Stated task | Quote all of the entries word for word.
(begin)
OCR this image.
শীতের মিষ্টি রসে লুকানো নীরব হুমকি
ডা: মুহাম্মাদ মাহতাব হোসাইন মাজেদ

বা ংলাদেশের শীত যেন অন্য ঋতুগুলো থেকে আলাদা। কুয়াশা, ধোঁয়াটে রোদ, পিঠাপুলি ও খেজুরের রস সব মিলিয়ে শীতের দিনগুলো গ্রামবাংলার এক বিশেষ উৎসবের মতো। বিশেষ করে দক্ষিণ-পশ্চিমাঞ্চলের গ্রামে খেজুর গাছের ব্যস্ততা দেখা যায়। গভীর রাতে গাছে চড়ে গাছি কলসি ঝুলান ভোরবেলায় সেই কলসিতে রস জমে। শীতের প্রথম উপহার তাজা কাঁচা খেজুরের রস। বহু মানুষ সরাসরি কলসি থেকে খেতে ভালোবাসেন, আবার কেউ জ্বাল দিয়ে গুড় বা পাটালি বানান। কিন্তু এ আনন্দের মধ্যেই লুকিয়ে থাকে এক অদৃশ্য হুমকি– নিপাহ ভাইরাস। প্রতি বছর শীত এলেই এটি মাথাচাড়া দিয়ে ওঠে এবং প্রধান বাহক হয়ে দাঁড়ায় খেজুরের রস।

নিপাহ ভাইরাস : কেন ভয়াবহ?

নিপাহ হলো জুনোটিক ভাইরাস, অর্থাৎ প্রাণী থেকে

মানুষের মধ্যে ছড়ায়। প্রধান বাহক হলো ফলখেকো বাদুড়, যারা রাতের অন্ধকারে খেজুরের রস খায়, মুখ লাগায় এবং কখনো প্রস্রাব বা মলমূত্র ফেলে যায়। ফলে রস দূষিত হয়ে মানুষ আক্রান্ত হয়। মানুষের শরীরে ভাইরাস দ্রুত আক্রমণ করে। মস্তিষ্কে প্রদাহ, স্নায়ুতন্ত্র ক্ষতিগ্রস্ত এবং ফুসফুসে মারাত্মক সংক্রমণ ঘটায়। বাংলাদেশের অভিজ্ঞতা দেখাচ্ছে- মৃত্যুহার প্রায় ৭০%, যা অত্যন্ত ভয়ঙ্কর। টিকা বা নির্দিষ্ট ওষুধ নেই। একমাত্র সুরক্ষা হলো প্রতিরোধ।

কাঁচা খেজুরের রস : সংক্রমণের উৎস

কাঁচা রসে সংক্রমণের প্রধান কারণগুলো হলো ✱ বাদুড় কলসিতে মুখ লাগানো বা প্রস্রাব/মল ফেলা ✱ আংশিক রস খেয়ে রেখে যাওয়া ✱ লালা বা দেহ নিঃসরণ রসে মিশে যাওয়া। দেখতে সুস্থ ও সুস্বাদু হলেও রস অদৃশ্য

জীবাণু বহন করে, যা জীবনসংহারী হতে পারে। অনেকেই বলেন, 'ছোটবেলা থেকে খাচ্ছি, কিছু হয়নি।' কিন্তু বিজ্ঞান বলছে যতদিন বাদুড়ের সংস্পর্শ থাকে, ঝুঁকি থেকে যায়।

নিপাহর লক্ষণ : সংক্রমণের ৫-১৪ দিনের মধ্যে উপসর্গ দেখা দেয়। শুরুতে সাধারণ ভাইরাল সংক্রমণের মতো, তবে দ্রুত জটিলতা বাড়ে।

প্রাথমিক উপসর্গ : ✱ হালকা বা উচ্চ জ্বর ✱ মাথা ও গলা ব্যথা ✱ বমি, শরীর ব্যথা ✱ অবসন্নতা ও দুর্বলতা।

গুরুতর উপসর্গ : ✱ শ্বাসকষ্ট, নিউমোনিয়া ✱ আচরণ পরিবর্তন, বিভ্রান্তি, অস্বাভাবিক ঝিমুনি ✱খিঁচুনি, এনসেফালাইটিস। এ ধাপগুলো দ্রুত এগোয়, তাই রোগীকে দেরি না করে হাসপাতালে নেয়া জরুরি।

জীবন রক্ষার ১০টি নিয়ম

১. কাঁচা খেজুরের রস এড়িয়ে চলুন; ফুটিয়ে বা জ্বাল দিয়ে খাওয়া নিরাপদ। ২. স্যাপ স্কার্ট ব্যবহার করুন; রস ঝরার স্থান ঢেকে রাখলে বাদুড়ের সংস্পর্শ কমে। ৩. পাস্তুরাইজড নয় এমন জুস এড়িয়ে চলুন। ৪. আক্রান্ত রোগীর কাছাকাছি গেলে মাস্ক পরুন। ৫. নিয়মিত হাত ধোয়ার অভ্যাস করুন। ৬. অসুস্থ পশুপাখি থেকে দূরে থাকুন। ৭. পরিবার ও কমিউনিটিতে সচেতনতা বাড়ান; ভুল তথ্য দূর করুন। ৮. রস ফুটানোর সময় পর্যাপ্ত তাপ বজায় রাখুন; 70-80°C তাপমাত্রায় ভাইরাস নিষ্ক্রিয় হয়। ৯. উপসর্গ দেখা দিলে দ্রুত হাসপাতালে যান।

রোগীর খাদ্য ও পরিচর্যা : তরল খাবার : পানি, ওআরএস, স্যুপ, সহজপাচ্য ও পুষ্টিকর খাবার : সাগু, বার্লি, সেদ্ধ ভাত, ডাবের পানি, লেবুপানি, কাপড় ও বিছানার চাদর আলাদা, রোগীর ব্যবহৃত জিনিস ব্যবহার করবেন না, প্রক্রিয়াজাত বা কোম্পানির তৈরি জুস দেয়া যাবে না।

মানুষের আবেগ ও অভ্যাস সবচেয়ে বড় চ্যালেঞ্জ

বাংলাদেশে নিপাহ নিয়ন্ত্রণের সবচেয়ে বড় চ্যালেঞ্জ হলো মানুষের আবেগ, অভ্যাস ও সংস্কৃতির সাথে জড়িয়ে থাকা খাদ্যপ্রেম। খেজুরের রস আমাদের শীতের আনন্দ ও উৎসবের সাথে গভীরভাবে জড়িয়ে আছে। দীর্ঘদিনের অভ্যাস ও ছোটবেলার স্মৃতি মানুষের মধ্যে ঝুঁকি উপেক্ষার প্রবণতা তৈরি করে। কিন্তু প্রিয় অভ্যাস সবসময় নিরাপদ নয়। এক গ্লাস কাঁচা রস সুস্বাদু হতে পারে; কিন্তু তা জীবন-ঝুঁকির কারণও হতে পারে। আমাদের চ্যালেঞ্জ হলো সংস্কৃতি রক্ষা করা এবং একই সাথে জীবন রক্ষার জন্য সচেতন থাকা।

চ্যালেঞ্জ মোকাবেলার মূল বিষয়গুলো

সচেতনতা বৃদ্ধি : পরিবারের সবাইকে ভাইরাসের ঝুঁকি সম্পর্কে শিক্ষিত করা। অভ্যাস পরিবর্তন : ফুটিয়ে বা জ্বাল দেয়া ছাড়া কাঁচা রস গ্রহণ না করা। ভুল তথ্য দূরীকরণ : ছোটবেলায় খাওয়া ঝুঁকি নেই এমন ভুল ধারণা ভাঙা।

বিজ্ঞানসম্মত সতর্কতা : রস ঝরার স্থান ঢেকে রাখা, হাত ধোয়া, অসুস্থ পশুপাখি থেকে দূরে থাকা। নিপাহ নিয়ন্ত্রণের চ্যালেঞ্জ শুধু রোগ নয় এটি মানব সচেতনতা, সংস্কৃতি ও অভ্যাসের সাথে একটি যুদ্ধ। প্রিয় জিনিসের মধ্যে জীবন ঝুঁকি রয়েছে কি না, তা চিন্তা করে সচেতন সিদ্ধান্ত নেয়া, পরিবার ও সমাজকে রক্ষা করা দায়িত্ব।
(end)
Solution for this exercise |
OCR this image.
শীতের মিষ্টি রসে লুকানো নীরব হুমকি
ডা: মুহাম্মাদ মাহতাব হোসাইন মাজেদ

বা ংলাদেশের শীত যেন অন্য ঋতুগুলো থেকে আলাদা। কুয়াশা, ধোঁয়াটে রোদ, পিঠাপুলি ও খেজুরের রস সব মিলিয়ে শীতের দিনগুলো গ্রামবাংলার এক বিশেষ উৎসবের মতো। বিশেষ করে দক্ষিণ-পশ্চিমাঞ্চলের গ্রামে খেজুর গাছের ব্যস্ততা দেখা যায়। গভীর রাতে গাছে চড়ে গাছি কলসি ঝুলান ভোরবেলায় সেই কলসিতে রস জমে। শীতের প্রথম উপহার তাজা কাঁচা খেজুরের রস। বহু মানুষ সরাসরি কলসি থেকে খেতে ভালোবাসেন, আবার কেউ জ্বাল দিয়ে গুড় বা পাটালি বানান। কিন্তু এ আনন্দের মধ্যেই লুকিয়ে থাকে এক অদৃশ্য হুমকি– নিপাহ ভাইরাস। প্রতি বছর শীত এলেই এটি মাথাচাড়া দিয়ে ওঠে এবং প্রধান বাহক হয়ে দাঁড়ায় খেজুরের রস।

নিপাহ ভাইরাস : কেন ভয়াবহ?

নিপাহ হলো জুনোটিক ভাইরাস, অর্থাৎ প্রাণী থেকে

মানুষের মধ্যে ছড়ায়। প্রধান বাহক হলো ফলখেকো বাদুড়, যারা রাতের অন্ধকারে খেজুরের রস খায়, মুখ লাগায় এবং কখনো প্রস্রাব বা মলমূত্র ফেলে যায়। ফলে রস দূষিত হয়ে মানুষ আক্রান্ত হয়। মানুষের শরীরে ভাইরাস দ্রুত আক্রমণ করে। মস্তিষ্কে প্রদাহ, স্নায়ুতন্ত্র ক্ষতিগ্রস্ত এবং ফুসফুসে মারাত্মক সংক্রমণ ঘটায়। বাংলাদেশের অভিজ্ঞতা দেখাচ্ছে- মৃত্যুহার প্রায় ৭০%, যা অত্যন্ত ভয়ঙ্কর। টিকা বা নির্দিষ্ট ওষুধ নেই। একমাত্র সুরক্ষা হলো প্রতিরোধ।

কাঁচা খেজুরের রস : সংক্রমণের উৎস

কাঁচা রসে সংক্রমণের প্রধান কারণগুলো হলো ✱ বাদুড় কলসিতে মুখ লাগানো বা প্রস্রাব/মল ফেলা ✱ আংশিক রস খেয়ে রেখে যাওয়া ✱ লালা বা দেহ নিঃসরণ রসে মিশে যাওয়া। দেখতে সুস্থ ও সুস্বাদু হলেও রস অদৃশ্য

জীবাণু বহন করে, যা জীবনসংহারী হতে পারে। অনেকেই বলেন, 'ছোটবেলা থেকে খাচ্ছি, কিছু হয়নি।' কিন্তু বিজ্ঞান বলছে যতদিন বাদুড়ের সংস্পর্শ থাকে, ঝুঁকি থেকে যায়।

নিপাহর লক্ষণ : সংক্রমণের ৫-১৪ দিনের মধ্যে উপসর্গ দেখা দেয়। শুরুতে সাধারণ ভাইরাল সংক্রমণের মতো, তবে দ্রুত জটিলতা বাড়ে।

প্রাথমিক উপসর্গ : ✱ হালকা বা উচ্চ জ্বর ✱ মাথা ও গলা ব্যথা ✱ বমি, শরীর ব্যথা ✱ অবসন্নতা ও দুর্বলতা।

গুরুতর উপসর্গ : ✱ শ্বাসকষ্ট, নিউমোনিয়া ✱ আচরণ পরিবর্তন, বিভ্রান্তি, অস্বাভাবিক ঝিমুনি ✱খিঁচুনি, এনসেফালাইটিস। এ ধাপগুলো দ্রুত এগোয়, তাই রোগীকে দেরি না করে হাসপাতালে নেয়া জরুরি।

জীবন রক্ষার ১০টি নিয়ম

১. কাঁচা খেজুরের রস এড়িয়ে চলুন; ফুটিয়ে বা জ্বাল দিয়ে খাওয়া নিরাপদ। ২. স্যাপ স্কার্ট ব্যবহার করুন; রস ঝরার স্থান ঢেকে রাখলে বাদুড়ের সংস্পর্শ কমে। ৩. পাস্তুরাইজড নয় এমন জুস এড়িয়ে চলুন। ৪. আক্রান্ত রোগীর কাছাকাছি গেলে মাস্ক পরুন। ৫. নিয়মিত হাত ধোয়ার অভ্যাস করুন। ৬. অসুস্থ পশুপাখি থেকে দূরে থাকুন। ৭. পরিবার ও কমিউনিটিতে সচেতনতা বাড়ান; ভুল তথ্য দূর করুন। ৮. রস ফুটানোর সময় পর্যাপ্ত তাপ বজায় রাখুন; 70-80°C তাপমাত্রায় ভাইরাস নিষ্ক্রিয় হয়। ৯. উপসর্গ দেখা দিলে দ্রুত হাসপাতালে যান।

রোগীর খাদ্য ও পরিচর্যা : তরল খাবার : পানি, ওআরএস, স্যুপ, সহজপাচ্য ও পুষ্টিকর খাবার : সাগু, বার্লি, সেদ্ধ ভাত, ডাবের পানি, লেবুপানি, কাপড় ও বিছানার চাদর আলাদা, রোগীর ব্যবহৃত জিনিস ব্যবহার করবেন না, প্রক্রিয়াজাত বা কোম্পানির তৈরি জুস দেয়া যাবে না।

মানুষের আবেগ ও অভ্যাস সবচেয়ে বড় চ্যালেঞ্জ

বাংলাদেশে নিপাহ নিয়ন্ত্রণের সবচেয়ে বড় চ্যালেঞ্জ হলো মানুষের আবেগ, অভ্যাস ও সংস্কৃতির সাথে জড়িয়ে থাকা খাদ্যপ্রেম। খেজুরের রস আমাদের শীতের আনন্দ ও উৎসবের সাথে গভীরভাবে জড়িয়ে আছে। দীর্ঘদিনের অভ্যাস ও ছোটবেলার স্মৃতি মানুষের মধ্যে ঝুঁকি উপেক্ষার প্রবণতা তৈরি করে। কিন্তু প্রিয় অভ্যাস সবসময় নিরাপদ নয়। এক গ্লাস কাঁচা রস সুস্বাদু হতে পারে; কিন্তু তা জীবন-ঝুঁকির কারণও হতে পারে। আমাদের চ্যালেঞ্জ হলো সংস্কৃতি রক্ষা করা এবং একই সাথে জীবন রক্ষার জন্য সচেতন থাকা।

চ্যালেঞ্জ মোকাবেলার মূল বিষয়গুলো

সচেতনতা বৃদ্ধি : পরিবারের সবাইকে ভাইরাসের ঝুঁকি সম্পর্কে শিক্ষিত করা। অভ্যাস পরিবর্তন : ফুটিয়ে বা জ্বাল দেয়া ছাড়া কাঁচা রস গ্রহণ না করা। ভুল তথ্য দূরীকরণ : ছোটবেলায় খাওয়া ঝুঁকি নেই এমন ভুল ধারণা ভাঙা।

বিজ্ঞানসম্মত সতর্কতা : রস ঝরার স্থান ঢেকে রাখা, হাত ধোয়া, অসুস্থ পশুপাখি থেকে দূরে থাকা। নিপাহ নিয়ন্ত্রণের চ্যালেঞ্জ শুধু রোগ নয় এটি মানব সচেতনতা, সংস্কৃতি ও অভ্যাসের সাথে একটি যুদ্ধ। প্রিয় জিনিসের মধ্যে জীবন ঝুঁকি রয়েছে কি না, তা চিন্তা করে সচেতন সিদ্ধান্ত নেয়া, পরিবার ও সমাজকে রক্ষা করা দায়িত্ব।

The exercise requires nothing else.